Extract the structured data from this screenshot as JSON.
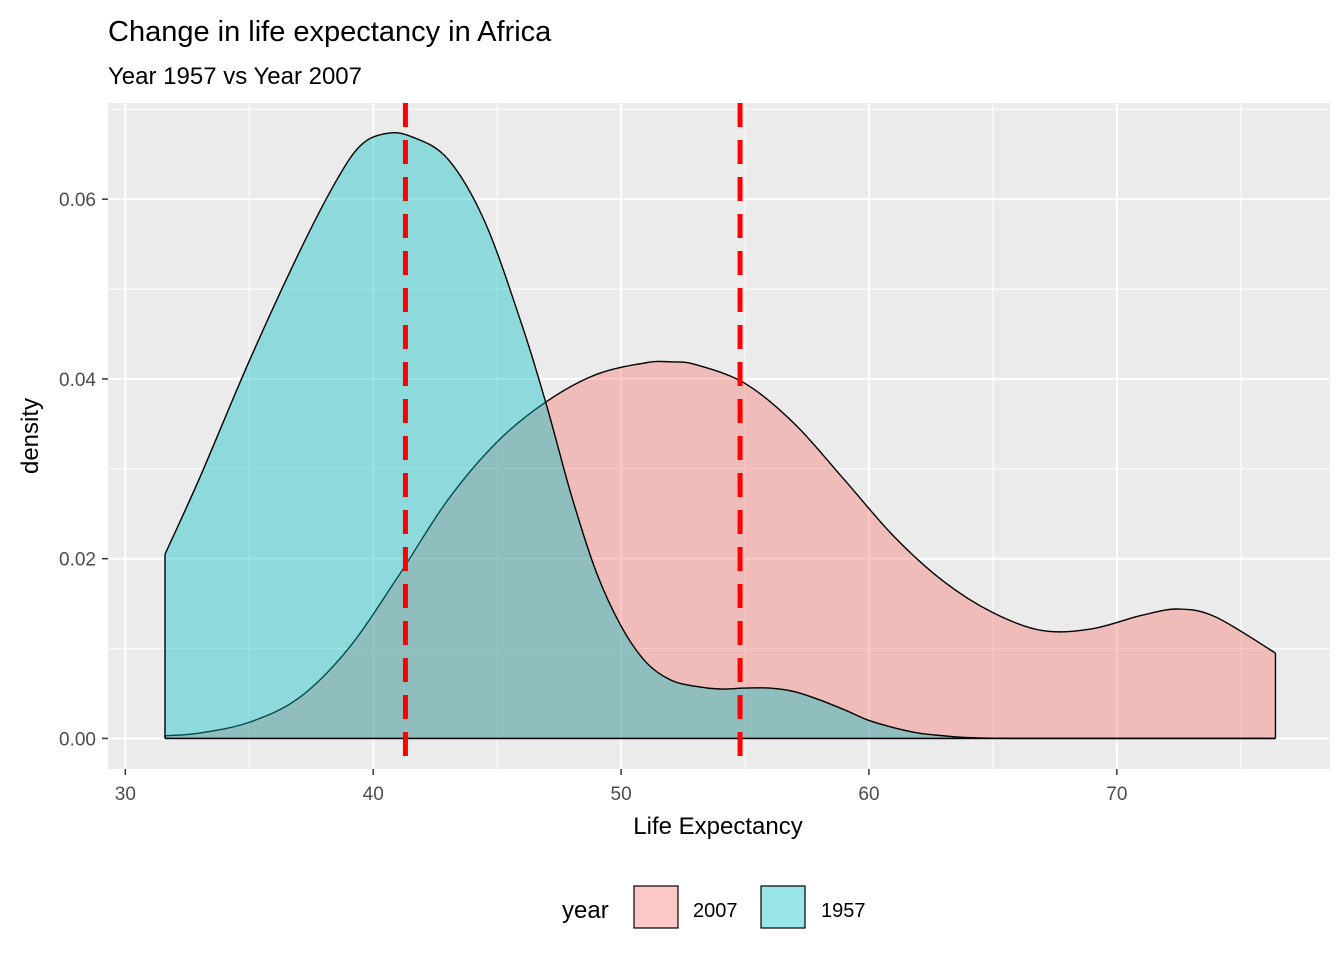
{
  "chart_data": {
    "type": "area",
    "title": "Change in life expectancy in Africa",
    "subtitle": "Year 1957 vs Year 2007",
    "xlabel": "Life Expectancy",
    "ylabel": "density",
    "xlim": [
      29.3,
      78.6
    ],
    "ylim": [
      -0.0034,
      0.0707
    ],
    "x_ticks": [
      30,
      40,
      50,
      60,
      70
    ],
    "y_ticks": [
      0.0,
      0.02,
      0.04,
      0.06
    ],
    "x_tick_labels": [
      "30",
      "40",
      "50",
      "60",
      "70"
    ],
    "y_tick_labels": [
      "0.00",
      "0.02",
      "0.04",
      "0.06"
    ],
    "grid": true,
    "legend": {
      "title": "year",
      "position": "bottom",
      "entries": [
        "2007",
        "1957"
      ]
    },
    "series": [
      {
        "name": "2007",
        "color": "#F8766D",
        "points": [
          [
            31.6,
            0.0003
          ],
          [
            33,
            0.0006
          ],
          [
            35,
            0.0018
          ],
          [
            37,
            0.0045
          ],
          [
            39,
            0.01
          ],
          [
            41,
            0.018
          ],
          [
            43,
            0.0265
          ],
          [
            45,
            0.033
          ],
          [
            47,
            0.0375
          ],
          [
            49,
            0.0405
          ],
          [
            51,
            0.0418
          ],
          [
            52,
            0.0419
          ],
          [
            53,
            0.0416
          ],
          [
            55,
            0.0395
          ],
          [
            57,
            0.035
          ],
          [
            59,
            0.0288
          ],
          [
            61,
            0.0225
          ],
          [
            63,
            0.0175
          ],
          [
            65,
            0.014
          ],
          [
            67,
            0.012
          ],
          [
            69,
            0.0122
          ],
          [
            71,
            0.0137
          ],
          [
            72.5,
            0.0144
          ],
          [
            74,
            0.0135
          ],
          [
            76.4,
            0.0095
          ]
        ]
      },
      {
        "name": "1957",
        "color": "#00BFC4",
        "points": [
          [
            31.6,
            0.0205
          ],
          [
            33,
            0.029
          ],
          [
            35,
            0.042
          ],
          [
            37,
            0.054
          ],
          [
            38.5,
            0.062
          ],
          [
            39.5,
            0.066
          ],
          [
            40.5,
            0.0673
          ],
          [
            41.5,
            0.067
          ],
          [
            43,
            0.0645
          ],
          [
            44.5,
            0.0575
          ],
          [
            46,
            0.046
          ],
          [
            47,
            0.037
          ],
          [
            48,
            0.027
          ],
          [
            49,
            0.0185
          ],
          [
            50,
            0.0125
          ],
          [
            51,
            0.0085
          ],
          [
            52,
            0.0065
          ],
          [
            53,
            0.0058
          ],
          [
            54,
            0.0055
          ],
          [
            55,
            0.0056
          ],
          [
            56,
            0.0056
          ],
          [
            57,
            0.0052
          ],
          [
            58,
            0.0043
          ],
          [
            59,
            0.0032
          ],
          [
            60,
            0.002
          ],
          [
            61,
            0.0012
          ],
          [
            62,
            0.0006
          ],
          [
            63,
            0.0003
          ],
          [
            64,
            0.0001
          ],
          [
            66,
            0.0
          ],
          [
            70,
            0.0
          ],
          [
            76.4,
            0.0
          ]
        ]
      }
    ],
    "reference_lines": [
      {
        "x": 41.3,
        "color": "#FF0000",
        "style": "dashed"
      },
      {
        "x": 54.8,
        "color": "#FF0000",
        "style": "dashed"
      }
    ]
  }
}
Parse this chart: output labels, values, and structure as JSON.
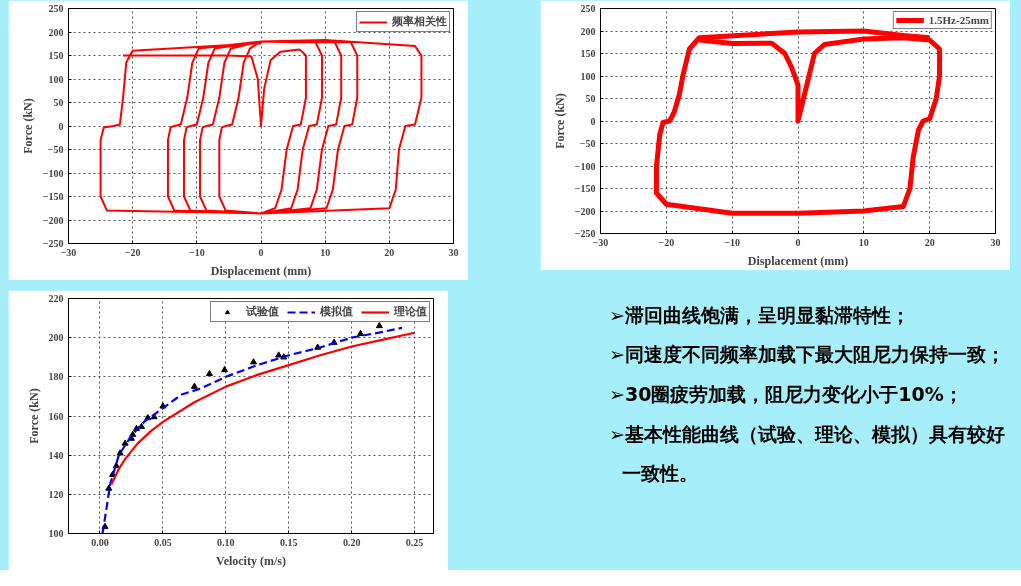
{
  "chart_data": [
    {
      "type": "line",
      "xlabel": "Displacement (mm)",
      "ylabel": "Force (kN)",
      "xlim": [
        -30,
        30
      ],
      "ylim": [
        -250,
        250
      ],
      "xticks": [
        -30,
        -20,
        -10,
        0,
        10,
        20,
        30
      ],
      "yticks": [
        -250,
        -200,
        -150,
        -100,
        -50,
        0,
        50,
        100,
        150,
        200,
        250
      ],
      "grid": true,
      "legend": "top right",
      "series": [
        {
          "name": "频率相关性",
          "color": "#ff0000",
          "x": [
            -21.5,
            -20,
            -5,
            -1.5,
            -0.5,
            0,
            0.5,
            1.5,
            3,
            6,
            7,
            7,
            6.2,
            5,
            4,
            3.2,
            2.2,
            0,
            -5.5,
            -6.5,
            -6.5,
            -6.1,
            -5.5,
            -4.5,
            -3.5,
            -2.7,
            -1.7,
            0,
            6,
            8.5,
            9.5,
            9.5,
            8.7,
            7.5,
            6.5,
            5.7,
            4.7,
            0,
            -8.5,
            -9.5,
            -9.5,
            -9.1,
            -8.5,
            -7.5,
            -6.5,
            -5.7,
            -4.7,
            0,
            11.5,
            12.5,
            12.5,
            11.7,
            10.5,
            9.5,
            8.7,
            7.7,
            0,
            -11,
            -12,
            -12,
            -11.6,
            -11,
            -10,
            -9,
            -8.2,
            -7.2,
            0,
            14,
            15,
            15,
            14.2,
            13,
            12,
            11.2,
            10.2,
            0,
            -13.5,
            -14.5,
            -14.5,
            -14.1,
            -13.5,
            -12.5,
            -11.5,
            -10.7,
            -9.7,
            0,
            10,
            24,
            25,
            25,
            24,
            22.5,
            21.5,
            21,
            20,
            0,
            -24,
            -25,
            -25,
            -24.5,
            -23,
            -22,
            -21.5,
            -21,
            -20,
            0
          ],
          "values": [
            150,
            150,
            150,
            148,
            100,
            0,
            80,
            140,
            158,
            163,
            150,
            60,
            3,
            0,
            -50,
            -135,
            -175,
            -186,
            -180,
            -150,
            -30,
            -3,
            0,
            3,
            60,
            135,
            165,
            180,
            178,
            178,
            150,
            60,
            3,
            0,
            -50,
            -135,
            -175,
            -186,
            -180,
            -150,
            -30,
            -3,
            0,
            3,
            60,
            135,
            165,
            180,
            178,
            150,
            60,
            3,
            0,
            -50,
            -135,
            -175,
            -186,
            -180,
            -150,
            -30,
            -3,
            0,
            3,
            60,
            135,
            165,
            180,
            178,
            150,
            60,
            3,
            0,
            -50,
            -135,
            -175,
            -186,
            -180,
            -150,
            -30,
            -3,
            0,
            3,
            60,
            135,
            165,
            180,
            183,
            170,
            150,
            60,
            3,
            0,
            -50,
            -135,
            -175,
            -186,
            -180,
            -150,
            -30,
            -3,
            0,
            3,
            60,
            135,
            160,
            176
          ]
        }
      ]
    },
    {
      "type": "line",
      "xlabel": "Displacement (mm)",
      "ylabel": "Force (kN)",
      "xlim": [
        -30,
        30
      ],
      "ylim": [
        -250,
        250
      ],
      "xticks": [
        -30,
        -20,
        -10,
        0,
        10,
        20,
        30
      ],
      "yticks": [
        -250,
        -200,
        -150,
        -100,
        -50,
        0,
        50,
        100,
        150,
        200,
        250
      ],
      "grid": true,
      "legend": "top right",
      "series": [
        {
          "name": "1.5Hz-25mm",
          "color": "#ff0000",
          "x": [
            -15,
            -10,
            -4,
            -2,
            -1,
            0,
            0,
            1,
            2.5,
            4,
            10,
            16,
            20,
            21.5,
            21.5,
            21,
            20,
            19,
            18.3,
            17.5,
            17,
            16,
            10,
            0,
            -10,
            -20,
            -21.5,
            -21.5,
            -21,
            -20.5,
            -19.5,
            -18.8,
            -18,
            -17.5,
            -16.5,
            -15,
            0,
            10,
            16,
            20
          ],
          "values": [
            180,
            172,
            173,
            150,
            120,
            80,
            0,
            60,
            150,
            170,
            182,
            185,
            180,
            160,
            100,
            50,
            5,
            0,
            -20,
            -80,
            -150,
            -190,
            -200,
            -205,
            -205,
            -185,
            -160,
            -100,
            -30,
            -3,
            0,
            20,
            60,
            100,
            160,
            185,
            198,
            200,
            190,
            185
          ]
        }
      ]
    },
    {
      "type": "line",
      "xlabel": "Velocity (m/s)",
      "ylabel": "Force (kN)",
      "xlim": [
        -0.025,
        0.265
      ],
      "ylim": [
        100,
        220
      ],
      "xticks": [
        {
          "value": 0,
          "label": "0.00"
        },
        {
          "value": 0.05,
          "label": "0.05"
        },
        {
          "value": 0.1,
          "label": "0.10"
        },
        {
          "value": 0.15,
          "label": "0.15"
        },
        {
          "value": 0.2,
          "label": "0.20"
        },
        {
          "value": 0.25,
          "label": "0.25"
        }
      ],
      "yticks": [
        100,
        120,
        140,
        160,
        180,
        200,
        220
      ],
      "grid": true,
      "legend": "top right",
      "series": [
        {
          "name": "试验值",
          "type": "scatter",
          "marker": "triangle",
          "color": "#000000",
          "x": [
            0.004,
            0.007,
            0.01,
            0.013,
            0.016,
            0.02,
            0.025,
            0.026,
            0.029,
            0.033,
            0.038,
            0.043,
            0.05,
            0.075,
            0.087,
            0.099,
            0.122,
            0.142,
            0.146,
            0.173,
            0.186,
            0.207,
            0.222
          ],
          "values": [
            103.5,
            123,
            130,
            134.5,
            141,
            146,
            148.5,
            150.5,
            153.5,
            154.5,
            159,
            159.5,
            165,
            175,
            181.5,
            183.5,
            187.5,
            191,
            190,
            195,
            197.5,
            202,
            206
          ]
        },
        {
          "name": "模拟值",
          "type": "line",
          "line_style": "dashed",
          "color": "#0000ff",
          "x": [
            0.002,
            0.005,
            0.008,
            0.015,
            0.025,
            0.035,
            0.05,
            0.065,
            0.08,
            0.1,
            0.125,
            0.15,
            0.175,
            0.2,
            0.225,
            0.24
          ],
          "values": [
            100,
            112,
            125,
            140,
            150,
            157,
            164,
            171,
            174,
            180,
            186,
            191,
            195,
            200,
            203,
            205
          ]
        },
        {
          "name": "理论值",
          "type": "line",
          "line_style": "solid",
          "color": "#ff0000",
          "x": [
            0.009,
            0.015,
            0.02,
            0.03,
            0.04,
            0.05,
            0.075,
            0.1,
            0.125,
            0.15,
            0.175,
            0.2,
            0.225,
            0.25
          ],
          "values": [
            125,
            133,
            138,
            146,
            152,
            157,
            167,
            175,
            181,
            186,
            191,
            195.5,
            199,
            202.5
          ]
        }
      ]
    },
    {
      "type": "other",
      "annotations": [
        "➢滞回曲线饱满，呈明显黏滞特性；",
        "➢同速度不同频率加载下最大阻尼力保持一致；",
        "➢30圈疲劳加载，阻尼力变化小于10%；",
        "➢基本性能曲线（试验、理论、模拟）具有较好一致性。"
      ]
    }
  ]
}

--------

THE REQUEST: Show each line of the data that contains the string "xlabel".

OUTPUT BELOW:
    "xlabel": "Life Expectancy",
      "xlabel": "Displacement (mm)",
      "xlabel": "Displacement (mm)",
      "xlabel": "Velocity (m/s)",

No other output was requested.